** Start of PASSAGE GIVEN **

In June 1946, Chiang Kai-shek dispatched 300,000 troops to attack the Central Plains Liberated Area. From July to September 1946, he also sent troops to attack the Jiangsu-Anhui Border Area, the Shandong Liberated Area, the Shanxi-Hebei-Shandong-Henan Border Area, the Shanxi-Chahar-Hebei Border Area, and the Shanxi-Suiyuan Border Area. In response to the Kuomintang's military offensive, Mao Zedong pointed out in his article "Smash Chiang Kai-shek's Offensive with a War of Self-Defense" that "[a]ll comrades in the Party and the military and civilians in the Liberated Areas must unite to thoroughly smash Chiang Kai-shek's offensive and establish an independent, peaceful, and democratic new China."

By June 1947, the army led by the Chinese Communist Party had killed 1.12 million Kuomintang troops. In October 1947, Mao Zedong drafted the Declaration of the Chinese People's Liberation Army for the Chinese People's Liberation Army headquarters in Shenquanbao, Jiaxian County, Shaanxi Province. He analyzed the domestic situation, put forward the slogan of "overthrowing Chiang Kai-shek and liberating all of China", and announced that the basic political program of the Chinese People's Liberation Army and the Chinese Communist Party was to "unite the workers, peasants, soldiers, students, businessmen, all oppressed classes, people's organizations, democratic parties, ethnic minorities, overseas Chinese and other patriots to form a national united front, overthrow Chiang Kai-shek's dictatorship and establish a democratic coalition government."

From December 25 to 28, 1947, the Central Committee of the Chinese Communist Party held a meeting in Yangjiagou, Mizhi County, Shaanxi Province (known as the "December Meeting" in history). Mao Zedong delivered a report entitled "The Current Situation and Our Tasks" at the meeting, reaffirming the basic political program of the Chinese Communist Party.

In the first half of 1948, the Chinese People's Liberation Army won successive strategic offensives, the land reform movement in the liberated areas was carried out in depth, and the democratic movement in the Kuomintang-controlled areas continued to develop. On April 1, 1948, Mao Zedong pointed out in his "Speech at the Shanxi-Suiyuan Cadres Conference": "All party comrades must firmly grasp the party's general line, which is the line of the new democratic revolution." "This revolution cannot be led by any other class or any other political party. It can only and must be led by the proletariat and the Chinese Communist Party." The state and government established by the "masses of the people is the People's Republic of China and the democratic coalition government of the alliance of democratic classes led by the proletariat".

** End of PASSAGE GIVEN **
** Start of PROVIDED RECORDS **

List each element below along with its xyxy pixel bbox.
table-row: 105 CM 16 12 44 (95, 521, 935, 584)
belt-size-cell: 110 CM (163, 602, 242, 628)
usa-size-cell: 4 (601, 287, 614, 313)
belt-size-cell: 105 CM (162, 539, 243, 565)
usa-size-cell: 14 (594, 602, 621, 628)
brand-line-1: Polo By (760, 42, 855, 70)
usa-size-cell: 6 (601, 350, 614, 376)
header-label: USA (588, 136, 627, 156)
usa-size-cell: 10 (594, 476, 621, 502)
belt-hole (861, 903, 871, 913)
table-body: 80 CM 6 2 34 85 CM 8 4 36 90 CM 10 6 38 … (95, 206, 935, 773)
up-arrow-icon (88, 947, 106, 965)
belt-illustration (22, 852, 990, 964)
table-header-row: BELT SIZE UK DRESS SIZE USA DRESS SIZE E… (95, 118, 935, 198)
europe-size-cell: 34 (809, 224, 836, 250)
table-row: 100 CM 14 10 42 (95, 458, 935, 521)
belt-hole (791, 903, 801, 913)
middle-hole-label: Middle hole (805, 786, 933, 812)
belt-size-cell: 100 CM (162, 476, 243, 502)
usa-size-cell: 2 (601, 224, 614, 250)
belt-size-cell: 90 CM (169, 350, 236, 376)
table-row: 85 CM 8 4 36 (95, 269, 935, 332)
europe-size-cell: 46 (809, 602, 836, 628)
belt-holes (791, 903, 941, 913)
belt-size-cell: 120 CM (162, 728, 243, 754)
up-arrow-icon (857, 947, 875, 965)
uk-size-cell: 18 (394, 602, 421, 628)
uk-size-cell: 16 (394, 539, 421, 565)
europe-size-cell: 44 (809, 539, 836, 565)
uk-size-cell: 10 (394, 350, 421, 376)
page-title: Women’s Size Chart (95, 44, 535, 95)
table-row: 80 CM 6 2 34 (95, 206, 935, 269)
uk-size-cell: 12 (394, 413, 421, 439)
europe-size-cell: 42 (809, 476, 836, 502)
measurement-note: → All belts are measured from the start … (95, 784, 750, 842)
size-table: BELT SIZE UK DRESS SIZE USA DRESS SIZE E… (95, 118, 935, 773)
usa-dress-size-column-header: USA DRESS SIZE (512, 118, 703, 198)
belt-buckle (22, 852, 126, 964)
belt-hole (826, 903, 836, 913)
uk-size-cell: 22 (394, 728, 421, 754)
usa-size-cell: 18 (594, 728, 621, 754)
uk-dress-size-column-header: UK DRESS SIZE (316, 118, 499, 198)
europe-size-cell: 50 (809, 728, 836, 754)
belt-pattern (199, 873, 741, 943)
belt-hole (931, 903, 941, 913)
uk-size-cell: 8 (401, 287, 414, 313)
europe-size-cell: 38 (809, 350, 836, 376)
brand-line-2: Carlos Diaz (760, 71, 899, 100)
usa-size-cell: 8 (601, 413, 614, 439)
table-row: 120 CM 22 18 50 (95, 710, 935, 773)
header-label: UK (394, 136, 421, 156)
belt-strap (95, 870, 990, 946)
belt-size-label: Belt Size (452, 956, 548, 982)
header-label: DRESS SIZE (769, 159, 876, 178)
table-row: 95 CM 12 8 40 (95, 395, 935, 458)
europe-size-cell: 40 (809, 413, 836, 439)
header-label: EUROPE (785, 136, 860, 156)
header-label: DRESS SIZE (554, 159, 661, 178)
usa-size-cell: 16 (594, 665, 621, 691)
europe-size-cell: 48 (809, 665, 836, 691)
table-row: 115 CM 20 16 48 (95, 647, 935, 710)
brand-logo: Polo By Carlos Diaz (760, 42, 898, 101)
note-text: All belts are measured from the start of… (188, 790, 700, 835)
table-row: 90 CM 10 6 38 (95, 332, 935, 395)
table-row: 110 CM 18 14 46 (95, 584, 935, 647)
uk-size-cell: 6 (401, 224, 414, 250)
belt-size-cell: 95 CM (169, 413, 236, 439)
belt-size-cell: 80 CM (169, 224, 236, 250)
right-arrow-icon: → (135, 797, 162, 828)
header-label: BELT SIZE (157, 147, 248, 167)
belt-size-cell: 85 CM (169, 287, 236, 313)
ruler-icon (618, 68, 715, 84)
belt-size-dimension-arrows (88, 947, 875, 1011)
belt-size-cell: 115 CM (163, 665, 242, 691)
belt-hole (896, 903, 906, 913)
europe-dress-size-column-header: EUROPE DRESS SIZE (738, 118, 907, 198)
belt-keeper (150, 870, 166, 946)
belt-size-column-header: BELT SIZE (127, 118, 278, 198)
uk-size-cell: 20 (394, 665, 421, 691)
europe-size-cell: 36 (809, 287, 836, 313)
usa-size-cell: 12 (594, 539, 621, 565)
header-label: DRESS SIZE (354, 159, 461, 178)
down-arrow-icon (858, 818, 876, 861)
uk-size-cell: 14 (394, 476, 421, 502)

** End of PROVIDED RECORDS **

GIVEN INSTRUCTION
Pick up the passage on the Communist Party's 1946–1948 struggle against Chiang Kai-shek and continue it after its last sentence.

EXPECTED ANSWER
== History ==
In mid-March 1948, the CCP Central Committee held a meeting in Yangjiagou, Mizhi County, Shaanxi Province. The meeting decided to move the CCP Central Committee to Hebei Province to lead the Second Civil War between the Kuomintang and the Communist Party. On April 11, 1948, Mao Zedong, Zhou Enlai, Ren Bishi and other leaders led the CCP Central Committee to the Jin-Cha- Ji Military Region Headquarters in Chengnanzhuang, Fuping County, Hebei Province via the Jinsui Border Region. On April 23, Zhou Enlai, Ren Bishi and others arrived in Xibaipo, Pingshan County, Hebei Province. On May 26, Mao Zedong left Chengnanzhuang for Xibaipo.
During his stay in Chengnan Village, Mao Zedong was very concerned about land reform and party rectification. He entrusted Ren Bishi to convene a symposium on land reform attended by village cadres in the area, as well as a report meeting on land reform and party rectification attended by the secretaries of the CCP Quyang County, Fuping County, Ding County and some district party committees. Mao Zedong personally attended the meeting.

On the eve of May 1, 1948, International Labor Day, Mao Zedong considered that the Kuomintang government was about to collapse and that the people of the whole country needed to work together to build a new China, so he decided to express his intention by issuing slogans. Mao Zedong drafted the "May 1 slogan" on behalf of the CCP Central Committee, and then first sought the opinions of other leaders in Chengnanzhuang. After that, he personally called Zhou Enlai in Xibaipo to seek the opinions of other leaders of the CCP Central Committee. Zhou Enlai replied that he fully agreed with Mao Zedong's opinion.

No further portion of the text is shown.